• Provided records:
........
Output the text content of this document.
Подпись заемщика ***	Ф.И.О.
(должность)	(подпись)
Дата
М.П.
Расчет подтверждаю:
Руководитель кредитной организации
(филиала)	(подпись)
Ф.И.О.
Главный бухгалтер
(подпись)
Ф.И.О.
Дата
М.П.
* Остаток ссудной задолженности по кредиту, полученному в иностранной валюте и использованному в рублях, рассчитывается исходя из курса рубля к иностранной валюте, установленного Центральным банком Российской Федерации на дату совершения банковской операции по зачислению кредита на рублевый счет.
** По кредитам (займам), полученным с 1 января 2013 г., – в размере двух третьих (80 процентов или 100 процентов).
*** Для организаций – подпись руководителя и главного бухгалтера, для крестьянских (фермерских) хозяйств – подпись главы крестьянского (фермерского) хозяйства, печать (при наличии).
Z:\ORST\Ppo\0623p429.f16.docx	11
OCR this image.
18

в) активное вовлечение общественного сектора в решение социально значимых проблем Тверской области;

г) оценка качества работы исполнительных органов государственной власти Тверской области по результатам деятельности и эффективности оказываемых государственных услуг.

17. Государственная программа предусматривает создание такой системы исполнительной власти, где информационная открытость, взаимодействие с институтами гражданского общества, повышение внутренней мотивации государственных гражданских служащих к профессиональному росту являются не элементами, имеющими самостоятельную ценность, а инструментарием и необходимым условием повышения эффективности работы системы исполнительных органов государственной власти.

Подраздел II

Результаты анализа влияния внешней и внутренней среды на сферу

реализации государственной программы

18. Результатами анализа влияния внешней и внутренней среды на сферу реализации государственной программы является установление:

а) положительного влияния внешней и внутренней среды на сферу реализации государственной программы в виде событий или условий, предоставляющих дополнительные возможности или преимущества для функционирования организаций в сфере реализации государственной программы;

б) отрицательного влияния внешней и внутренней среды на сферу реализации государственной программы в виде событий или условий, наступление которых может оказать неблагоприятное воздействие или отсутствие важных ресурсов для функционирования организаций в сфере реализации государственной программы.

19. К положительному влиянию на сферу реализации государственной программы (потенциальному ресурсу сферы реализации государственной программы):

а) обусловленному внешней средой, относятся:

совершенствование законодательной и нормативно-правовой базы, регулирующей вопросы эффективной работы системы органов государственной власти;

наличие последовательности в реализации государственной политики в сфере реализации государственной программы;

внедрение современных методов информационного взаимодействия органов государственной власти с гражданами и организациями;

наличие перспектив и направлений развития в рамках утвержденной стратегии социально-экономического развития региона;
........
• What you will do:
Find the lines with the string "наличие" and reproduce them.

• Solution for this problem:
наличие последовательности в реализации государственной политики в сфере реализации государственной программы;
наличие перспектив и направлений развития в рамках утвержденной стратегии социально-экономического развития региона;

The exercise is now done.